Problem to solve
Pick out the lines below that include the string "subject".

Entries

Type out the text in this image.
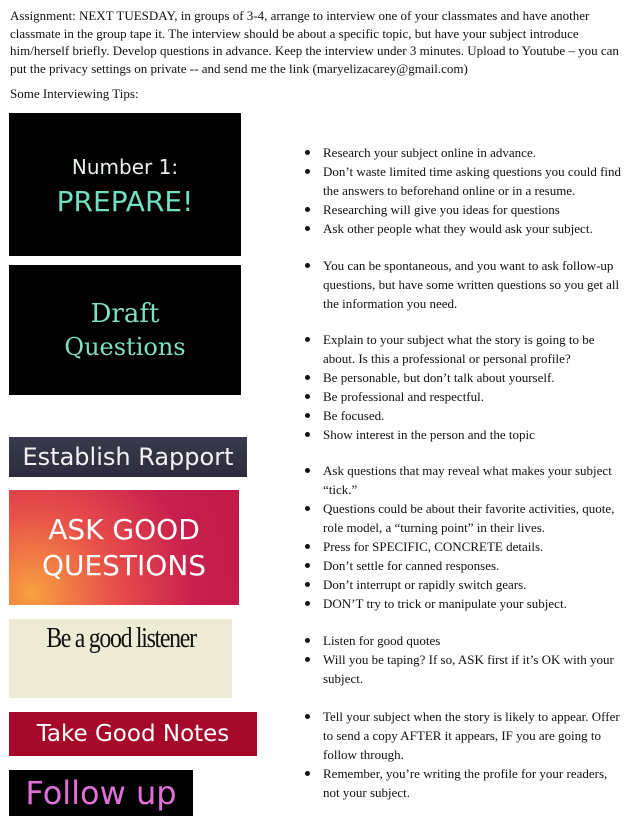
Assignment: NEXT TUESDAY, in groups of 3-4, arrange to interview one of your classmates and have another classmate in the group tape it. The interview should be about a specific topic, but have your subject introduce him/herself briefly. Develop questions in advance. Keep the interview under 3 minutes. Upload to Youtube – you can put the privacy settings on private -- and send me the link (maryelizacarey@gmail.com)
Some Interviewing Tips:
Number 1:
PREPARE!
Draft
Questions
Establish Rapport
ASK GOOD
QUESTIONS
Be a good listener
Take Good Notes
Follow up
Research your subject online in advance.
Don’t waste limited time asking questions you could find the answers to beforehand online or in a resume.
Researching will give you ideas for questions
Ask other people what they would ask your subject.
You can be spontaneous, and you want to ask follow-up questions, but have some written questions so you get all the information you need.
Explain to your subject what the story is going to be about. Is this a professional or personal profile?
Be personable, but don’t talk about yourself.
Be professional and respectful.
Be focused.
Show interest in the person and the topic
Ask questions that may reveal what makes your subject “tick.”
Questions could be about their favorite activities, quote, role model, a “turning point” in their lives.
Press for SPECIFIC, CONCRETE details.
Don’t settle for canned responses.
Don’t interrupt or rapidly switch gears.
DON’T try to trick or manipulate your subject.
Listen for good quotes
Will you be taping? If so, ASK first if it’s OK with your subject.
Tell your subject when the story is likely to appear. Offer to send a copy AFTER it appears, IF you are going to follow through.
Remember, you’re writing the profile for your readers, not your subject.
* * *
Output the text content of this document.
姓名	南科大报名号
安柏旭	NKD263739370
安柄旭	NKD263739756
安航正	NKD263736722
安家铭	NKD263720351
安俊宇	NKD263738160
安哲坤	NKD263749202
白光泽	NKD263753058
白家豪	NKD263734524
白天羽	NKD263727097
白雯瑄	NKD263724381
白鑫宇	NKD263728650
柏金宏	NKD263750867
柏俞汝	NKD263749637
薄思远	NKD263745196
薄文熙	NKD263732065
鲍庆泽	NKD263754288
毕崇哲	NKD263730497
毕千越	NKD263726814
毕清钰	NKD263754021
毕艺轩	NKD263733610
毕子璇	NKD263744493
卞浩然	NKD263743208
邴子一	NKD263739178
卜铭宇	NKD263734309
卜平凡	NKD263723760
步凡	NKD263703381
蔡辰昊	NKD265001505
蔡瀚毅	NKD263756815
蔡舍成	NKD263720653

Completed task
Assignment: NEXT TUESDAY, in groups of 3-4, arrange to interview one of your classmates and have another classmate in the group tape it. The interview should be about a specific topic, but have your subject introduce him/herself briefly. Develop questions in advance. Keep the interview under 3 minutes. Upload to Youtube – you can put the privacy settings on private -- and send me the link (maryelizacarey@gmail.com)
Research your subject online in advance.
Ask other people what they would ask your subject.
Explain to your subject what the story is going to be about. Is this a professional or personal profile?
Ask questions that may reveal what makes your subject “tick.”
DON’T try to trick or manipulate your subject.
Will you be taping? If so, ASK first if it’s OK with your subject.
Tell your subject when the story is likely to appear. Offer to send a copy AFTER it appears, IF you are going to follow through.
Remember, you’re writing the profile for your readers, not your subject.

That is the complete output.